---------- The input

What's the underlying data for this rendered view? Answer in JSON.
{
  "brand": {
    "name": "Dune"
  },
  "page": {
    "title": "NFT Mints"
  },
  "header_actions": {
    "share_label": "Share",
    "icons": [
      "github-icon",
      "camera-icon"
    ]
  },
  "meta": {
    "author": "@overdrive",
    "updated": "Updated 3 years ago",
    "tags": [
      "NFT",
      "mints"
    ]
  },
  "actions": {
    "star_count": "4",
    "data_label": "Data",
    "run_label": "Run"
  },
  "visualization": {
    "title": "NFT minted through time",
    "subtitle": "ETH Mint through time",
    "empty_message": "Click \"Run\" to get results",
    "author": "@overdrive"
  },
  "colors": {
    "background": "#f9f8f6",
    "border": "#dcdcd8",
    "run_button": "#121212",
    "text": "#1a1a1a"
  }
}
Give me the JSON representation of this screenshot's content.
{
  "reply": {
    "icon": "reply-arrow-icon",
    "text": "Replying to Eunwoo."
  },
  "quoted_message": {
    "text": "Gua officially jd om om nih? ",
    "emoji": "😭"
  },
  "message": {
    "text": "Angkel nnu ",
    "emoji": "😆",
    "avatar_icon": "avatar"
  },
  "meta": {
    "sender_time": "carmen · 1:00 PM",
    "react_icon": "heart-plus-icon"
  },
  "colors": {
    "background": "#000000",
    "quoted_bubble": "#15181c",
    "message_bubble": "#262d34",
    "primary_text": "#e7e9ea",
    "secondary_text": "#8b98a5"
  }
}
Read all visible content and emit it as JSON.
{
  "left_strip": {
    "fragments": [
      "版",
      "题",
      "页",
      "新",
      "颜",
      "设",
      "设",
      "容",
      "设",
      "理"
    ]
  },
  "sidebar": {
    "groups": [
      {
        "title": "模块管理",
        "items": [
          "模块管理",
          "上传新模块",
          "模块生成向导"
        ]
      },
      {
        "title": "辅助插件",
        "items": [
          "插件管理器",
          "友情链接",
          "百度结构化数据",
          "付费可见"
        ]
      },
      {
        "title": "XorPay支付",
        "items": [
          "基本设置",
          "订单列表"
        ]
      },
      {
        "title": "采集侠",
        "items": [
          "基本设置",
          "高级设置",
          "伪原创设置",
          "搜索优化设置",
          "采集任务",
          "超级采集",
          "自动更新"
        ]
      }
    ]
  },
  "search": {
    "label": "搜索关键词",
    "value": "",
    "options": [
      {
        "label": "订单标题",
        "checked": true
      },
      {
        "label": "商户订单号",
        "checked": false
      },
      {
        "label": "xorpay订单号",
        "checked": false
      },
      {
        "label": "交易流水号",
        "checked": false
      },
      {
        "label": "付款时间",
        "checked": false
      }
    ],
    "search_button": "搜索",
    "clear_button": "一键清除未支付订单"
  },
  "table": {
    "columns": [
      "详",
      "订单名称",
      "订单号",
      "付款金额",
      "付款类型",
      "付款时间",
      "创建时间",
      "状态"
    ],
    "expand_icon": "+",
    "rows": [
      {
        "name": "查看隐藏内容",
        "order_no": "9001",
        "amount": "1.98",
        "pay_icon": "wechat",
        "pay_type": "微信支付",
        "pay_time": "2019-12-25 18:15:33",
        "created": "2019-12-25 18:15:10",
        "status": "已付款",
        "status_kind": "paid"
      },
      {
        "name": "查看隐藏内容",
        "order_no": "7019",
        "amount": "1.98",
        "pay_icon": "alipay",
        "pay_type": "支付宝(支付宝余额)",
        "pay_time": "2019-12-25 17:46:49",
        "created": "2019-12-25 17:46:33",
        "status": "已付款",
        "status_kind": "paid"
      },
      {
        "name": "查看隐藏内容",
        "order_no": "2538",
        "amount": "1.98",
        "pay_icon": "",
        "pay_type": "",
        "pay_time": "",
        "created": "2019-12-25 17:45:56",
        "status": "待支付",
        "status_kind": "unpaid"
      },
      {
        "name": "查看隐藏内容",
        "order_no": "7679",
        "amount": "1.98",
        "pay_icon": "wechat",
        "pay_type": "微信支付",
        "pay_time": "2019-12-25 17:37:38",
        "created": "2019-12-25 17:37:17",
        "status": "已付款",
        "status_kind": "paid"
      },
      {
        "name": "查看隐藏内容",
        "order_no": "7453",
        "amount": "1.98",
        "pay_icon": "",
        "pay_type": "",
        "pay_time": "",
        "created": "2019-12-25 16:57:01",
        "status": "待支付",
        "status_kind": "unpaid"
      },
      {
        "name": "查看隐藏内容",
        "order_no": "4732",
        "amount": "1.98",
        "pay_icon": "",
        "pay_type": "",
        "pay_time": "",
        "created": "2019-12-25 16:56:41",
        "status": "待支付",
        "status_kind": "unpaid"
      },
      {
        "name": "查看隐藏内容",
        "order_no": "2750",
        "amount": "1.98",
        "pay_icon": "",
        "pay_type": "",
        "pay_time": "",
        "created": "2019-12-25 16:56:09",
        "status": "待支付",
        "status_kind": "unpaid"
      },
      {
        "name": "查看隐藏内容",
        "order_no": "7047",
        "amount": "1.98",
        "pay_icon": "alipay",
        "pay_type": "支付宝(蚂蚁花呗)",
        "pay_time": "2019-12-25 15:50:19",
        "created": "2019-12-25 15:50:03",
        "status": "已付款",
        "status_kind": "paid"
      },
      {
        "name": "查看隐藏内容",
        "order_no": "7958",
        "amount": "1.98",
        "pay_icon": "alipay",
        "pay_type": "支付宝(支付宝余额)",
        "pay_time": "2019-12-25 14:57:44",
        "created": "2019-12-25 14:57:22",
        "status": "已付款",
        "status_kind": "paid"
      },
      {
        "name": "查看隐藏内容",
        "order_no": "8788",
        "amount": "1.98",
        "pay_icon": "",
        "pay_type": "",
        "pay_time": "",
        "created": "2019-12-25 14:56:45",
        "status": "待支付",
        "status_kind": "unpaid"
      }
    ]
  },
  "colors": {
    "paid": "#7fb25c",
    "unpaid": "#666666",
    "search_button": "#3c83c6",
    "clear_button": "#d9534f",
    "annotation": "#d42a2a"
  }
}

--------------------

- Exercise details: Where a line of the material above holds the string "background", copy that line.

- Complete response:
    "background": "#f9f8f6",
    "background": "#000000",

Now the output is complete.